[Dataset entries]
--- BEGIN ---
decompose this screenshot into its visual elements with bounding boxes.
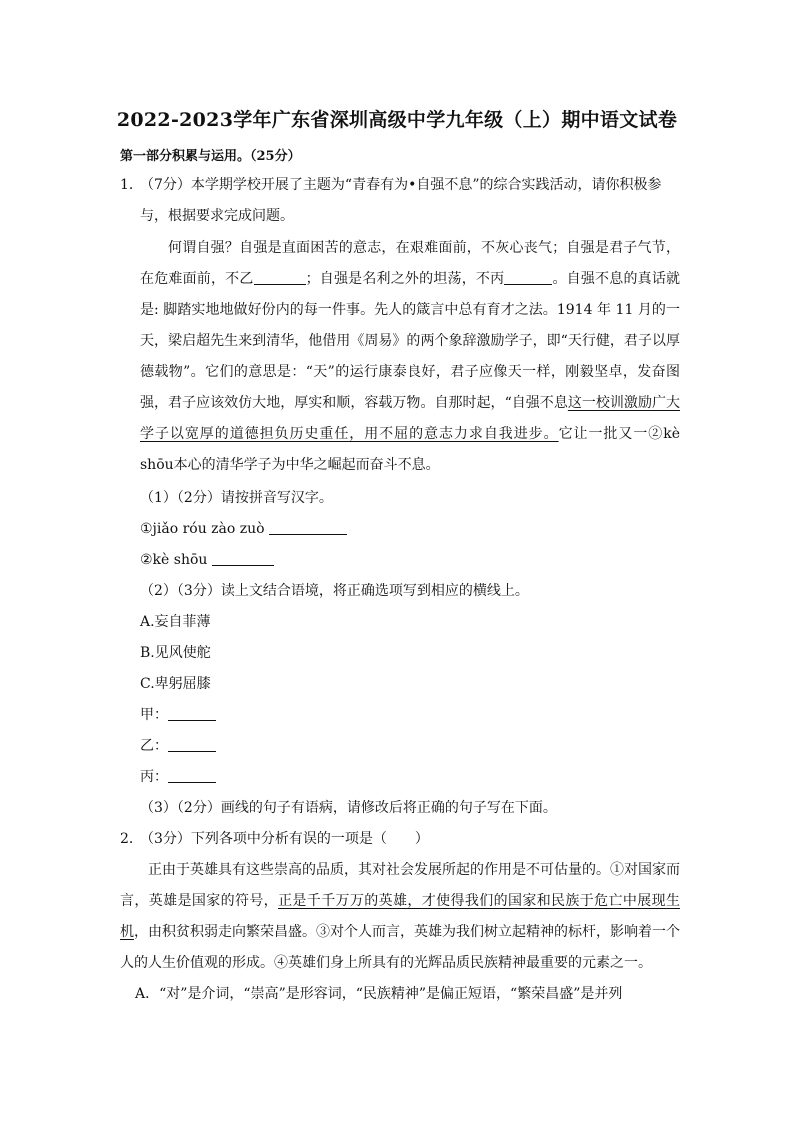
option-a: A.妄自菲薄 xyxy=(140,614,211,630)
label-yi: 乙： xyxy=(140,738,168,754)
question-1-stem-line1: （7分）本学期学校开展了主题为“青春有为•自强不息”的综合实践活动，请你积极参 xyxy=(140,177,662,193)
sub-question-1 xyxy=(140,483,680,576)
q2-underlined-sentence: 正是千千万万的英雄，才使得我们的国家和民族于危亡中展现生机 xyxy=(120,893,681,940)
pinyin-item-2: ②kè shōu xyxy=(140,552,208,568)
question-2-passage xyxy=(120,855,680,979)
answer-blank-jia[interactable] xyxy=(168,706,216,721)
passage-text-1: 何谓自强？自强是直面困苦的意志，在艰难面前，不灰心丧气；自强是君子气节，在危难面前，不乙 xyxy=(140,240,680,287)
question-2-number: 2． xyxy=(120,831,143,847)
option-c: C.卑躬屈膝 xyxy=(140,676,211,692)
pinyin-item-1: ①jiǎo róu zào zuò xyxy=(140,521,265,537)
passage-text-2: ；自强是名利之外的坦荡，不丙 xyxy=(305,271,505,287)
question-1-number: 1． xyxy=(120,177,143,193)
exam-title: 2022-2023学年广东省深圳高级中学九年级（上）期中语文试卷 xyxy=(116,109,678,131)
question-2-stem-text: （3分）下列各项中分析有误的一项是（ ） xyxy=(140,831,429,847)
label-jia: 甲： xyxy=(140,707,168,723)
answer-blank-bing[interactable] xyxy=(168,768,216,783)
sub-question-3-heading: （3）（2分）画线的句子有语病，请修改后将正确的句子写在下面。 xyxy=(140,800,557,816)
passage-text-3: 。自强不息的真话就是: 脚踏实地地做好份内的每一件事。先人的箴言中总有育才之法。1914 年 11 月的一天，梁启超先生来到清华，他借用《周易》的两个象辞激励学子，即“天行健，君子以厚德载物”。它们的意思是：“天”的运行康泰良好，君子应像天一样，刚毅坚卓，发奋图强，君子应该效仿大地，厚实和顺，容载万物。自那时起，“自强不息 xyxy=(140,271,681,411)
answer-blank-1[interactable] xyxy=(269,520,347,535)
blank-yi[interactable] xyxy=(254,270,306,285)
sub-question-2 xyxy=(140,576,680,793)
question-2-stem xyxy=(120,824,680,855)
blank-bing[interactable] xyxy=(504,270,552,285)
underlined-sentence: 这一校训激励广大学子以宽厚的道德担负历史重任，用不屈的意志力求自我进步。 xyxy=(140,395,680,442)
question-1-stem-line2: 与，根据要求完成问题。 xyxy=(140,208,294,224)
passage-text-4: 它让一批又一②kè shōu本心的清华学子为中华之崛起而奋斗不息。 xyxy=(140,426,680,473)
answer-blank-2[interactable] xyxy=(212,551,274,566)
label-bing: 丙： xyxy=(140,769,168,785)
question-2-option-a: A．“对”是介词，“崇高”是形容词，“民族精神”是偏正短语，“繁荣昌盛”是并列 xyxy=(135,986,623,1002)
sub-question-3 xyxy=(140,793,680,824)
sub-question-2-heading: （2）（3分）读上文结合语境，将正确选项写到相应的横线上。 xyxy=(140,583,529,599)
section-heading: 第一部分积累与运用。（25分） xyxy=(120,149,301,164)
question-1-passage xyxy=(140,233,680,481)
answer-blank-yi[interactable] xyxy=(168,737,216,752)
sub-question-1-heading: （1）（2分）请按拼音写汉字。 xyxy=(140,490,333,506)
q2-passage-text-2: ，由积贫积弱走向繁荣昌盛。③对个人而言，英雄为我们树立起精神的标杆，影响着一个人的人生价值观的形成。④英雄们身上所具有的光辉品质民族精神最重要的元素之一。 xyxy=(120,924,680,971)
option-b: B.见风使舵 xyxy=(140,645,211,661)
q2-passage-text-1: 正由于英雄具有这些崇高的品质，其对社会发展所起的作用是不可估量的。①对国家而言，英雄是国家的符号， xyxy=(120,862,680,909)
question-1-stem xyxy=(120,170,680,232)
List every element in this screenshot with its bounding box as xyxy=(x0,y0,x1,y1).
--- END ---
--- BEGIN ---
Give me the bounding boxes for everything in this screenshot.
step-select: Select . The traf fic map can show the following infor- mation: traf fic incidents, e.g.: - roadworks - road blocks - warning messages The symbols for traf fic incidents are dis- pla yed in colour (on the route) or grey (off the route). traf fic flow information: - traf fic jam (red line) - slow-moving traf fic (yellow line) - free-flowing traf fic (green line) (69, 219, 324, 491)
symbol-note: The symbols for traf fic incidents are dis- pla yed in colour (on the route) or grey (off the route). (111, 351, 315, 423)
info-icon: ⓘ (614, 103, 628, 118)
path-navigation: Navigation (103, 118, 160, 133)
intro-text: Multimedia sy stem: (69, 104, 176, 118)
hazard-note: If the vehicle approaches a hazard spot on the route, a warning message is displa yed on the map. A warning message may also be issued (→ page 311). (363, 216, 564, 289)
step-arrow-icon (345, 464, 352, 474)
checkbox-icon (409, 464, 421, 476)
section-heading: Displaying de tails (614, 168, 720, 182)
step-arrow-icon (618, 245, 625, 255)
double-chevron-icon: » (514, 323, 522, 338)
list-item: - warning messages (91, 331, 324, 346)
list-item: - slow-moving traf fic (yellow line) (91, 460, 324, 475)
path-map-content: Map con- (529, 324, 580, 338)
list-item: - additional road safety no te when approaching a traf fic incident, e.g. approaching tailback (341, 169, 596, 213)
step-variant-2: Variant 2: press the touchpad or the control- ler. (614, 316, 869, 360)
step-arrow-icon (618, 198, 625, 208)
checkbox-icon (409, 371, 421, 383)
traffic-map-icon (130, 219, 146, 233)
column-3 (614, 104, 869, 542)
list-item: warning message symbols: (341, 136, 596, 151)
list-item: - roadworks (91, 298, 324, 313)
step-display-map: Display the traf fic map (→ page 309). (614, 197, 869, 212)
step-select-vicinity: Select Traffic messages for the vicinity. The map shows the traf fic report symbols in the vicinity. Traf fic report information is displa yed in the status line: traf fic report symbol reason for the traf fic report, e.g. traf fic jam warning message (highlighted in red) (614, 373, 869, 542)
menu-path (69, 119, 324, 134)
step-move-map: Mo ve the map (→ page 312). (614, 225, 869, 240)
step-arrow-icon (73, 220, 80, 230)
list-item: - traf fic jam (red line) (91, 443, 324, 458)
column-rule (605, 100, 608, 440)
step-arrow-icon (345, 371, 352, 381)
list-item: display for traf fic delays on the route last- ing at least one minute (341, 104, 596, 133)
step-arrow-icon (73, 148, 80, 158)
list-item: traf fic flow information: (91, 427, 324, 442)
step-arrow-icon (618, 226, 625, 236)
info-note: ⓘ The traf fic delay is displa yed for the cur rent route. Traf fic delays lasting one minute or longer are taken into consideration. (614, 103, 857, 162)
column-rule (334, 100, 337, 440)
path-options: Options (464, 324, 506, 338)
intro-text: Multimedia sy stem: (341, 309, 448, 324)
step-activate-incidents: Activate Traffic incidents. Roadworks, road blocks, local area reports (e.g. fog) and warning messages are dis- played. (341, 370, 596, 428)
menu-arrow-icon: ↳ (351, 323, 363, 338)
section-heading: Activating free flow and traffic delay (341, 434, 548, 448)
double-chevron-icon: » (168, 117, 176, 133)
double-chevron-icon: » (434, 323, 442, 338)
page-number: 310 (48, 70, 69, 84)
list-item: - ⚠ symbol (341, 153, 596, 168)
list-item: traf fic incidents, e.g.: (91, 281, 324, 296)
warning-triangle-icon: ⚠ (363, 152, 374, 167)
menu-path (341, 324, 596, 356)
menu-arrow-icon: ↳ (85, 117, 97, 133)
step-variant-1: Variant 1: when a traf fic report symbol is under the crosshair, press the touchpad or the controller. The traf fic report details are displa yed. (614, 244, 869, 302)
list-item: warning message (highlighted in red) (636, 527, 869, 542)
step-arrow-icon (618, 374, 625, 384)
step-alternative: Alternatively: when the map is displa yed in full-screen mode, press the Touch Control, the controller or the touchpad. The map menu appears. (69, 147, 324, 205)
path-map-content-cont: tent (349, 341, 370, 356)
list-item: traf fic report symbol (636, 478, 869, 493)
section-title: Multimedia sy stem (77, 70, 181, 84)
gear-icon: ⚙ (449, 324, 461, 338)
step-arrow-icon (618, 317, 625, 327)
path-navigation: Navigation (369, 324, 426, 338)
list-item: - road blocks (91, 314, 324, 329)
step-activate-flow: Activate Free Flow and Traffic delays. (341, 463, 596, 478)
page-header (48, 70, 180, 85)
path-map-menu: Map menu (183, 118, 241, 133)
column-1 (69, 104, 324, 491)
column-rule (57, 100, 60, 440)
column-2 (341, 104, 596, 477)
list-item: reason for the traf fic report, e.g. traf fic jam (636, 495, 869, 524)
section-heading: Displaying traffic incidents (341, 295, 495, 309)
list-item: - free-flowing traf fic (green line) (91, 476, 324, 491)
--- END ---
Copy out the lines of the material verbatim, beginning with the line that contains "option-a: A.妄自菲薄 xyxy=(140,614,211,630)" and continuing through the line that contains "question-1-stem-line2: 与，根据要求完成问题。 xyxy=(140,208,294,224)", with both of those lines included.

OUTPUT OF THE EXERCISE:
option-a: A.妄自菲薄 xyxy=(140,614,211,630)
label-yi: 乙： xyxy=(140,738,168,754)
question-1-stem-line1: （7分）本学期学校开展了主题为“青春有为•自强不息”的综合实践活动，请你积极参 xyxy=(140,177,662,193)
sub-question-1 xyxy=(140,483,680,576)
q2-underlined-sentence: 正是千千万万的英雄，才使得我们的国家和民族于危亡中展现生机 xyxy=(120,893,681,940)
pinyin-item-2: ②kè shōu xyxy=(140,552,208,568)
question-2-passage xyxy=(120,855,680,979)
answer-blank-jia[interactable] xyxy=(168,706,216,721)
passage-text-1: 何谓自强？自强是直面困苦的意志，在艰难面前，不灰心丧气；自强是君子气节，在危难面前，不乙 xyxy=(140,240,680,287)
question-2-number: 2． xyxy=(120,831,143,847)
option-c: C.卑躬屈膝 xyxy=(140,676,211,692)
pinyin-item-1: ①jiǎo róu zào zuò xyxy=(140,521,265,537)
passage-text-2: ；自强是名利之外的坦荡，不丙 xyxy=(305,271,505,287)
question-1-number: 1． xyxy=(120,177,143,193)
exam-title: 2022-2023学年广东省深圳高级中学九年级（上）期中语文试卷 xyxy=(116,109,678,131)
question-2-stem-text: （3分）下列各项中分析有误的一项是（ ） xyxy=(140,831,429,847)
label-jia: 甲： xyxy=(140,707,168,723)
answer-blank-bing[interactable] xyxy=(168,768,216,783)
sub-question-3-heading: （3）（2分）画线的句子有语病，请修改后将正确的句子写在下面。 xyxy=(140,800,557,816)
passage-text-3: 。自强不息的真话就是: 脚踏实地地做好份内的每一件事。先人的箴言中总有育才之法。1914 年 11 月的一天，梁启超先生来到清华，他借用《周易》的两个象辞激励学子，即“天行健，君子以厚德载物”。它们的意思是：“天”的运行康泰良好，君子应像天一样，刚毅坚卓，发奋图强，君子应该效仿大地，厚实和顺，容载万物。自那时起，“自强不息 xyxy=(140,271,681,411)
answer-blank-1[interactable] xyxy=(269,520,347,535)
blank-yi[interactable] xyxy=(254,270,306,285)
sub-question-2 xyxy=(140,576,680,793)
question-2-stem xyxy=(120,824,680,855)
blank-bing[interactable] xyxy=(504,270,552,285)
underlined-sentence: 这一校训激励广大学子以宽厚的道德担负历史重任，用不屈的意志力求自我进步。 xyxy=(140,395,680,442)
question-1-stem-line2: 与，根据要求完成问题。 xyxy=(140,208,294,224)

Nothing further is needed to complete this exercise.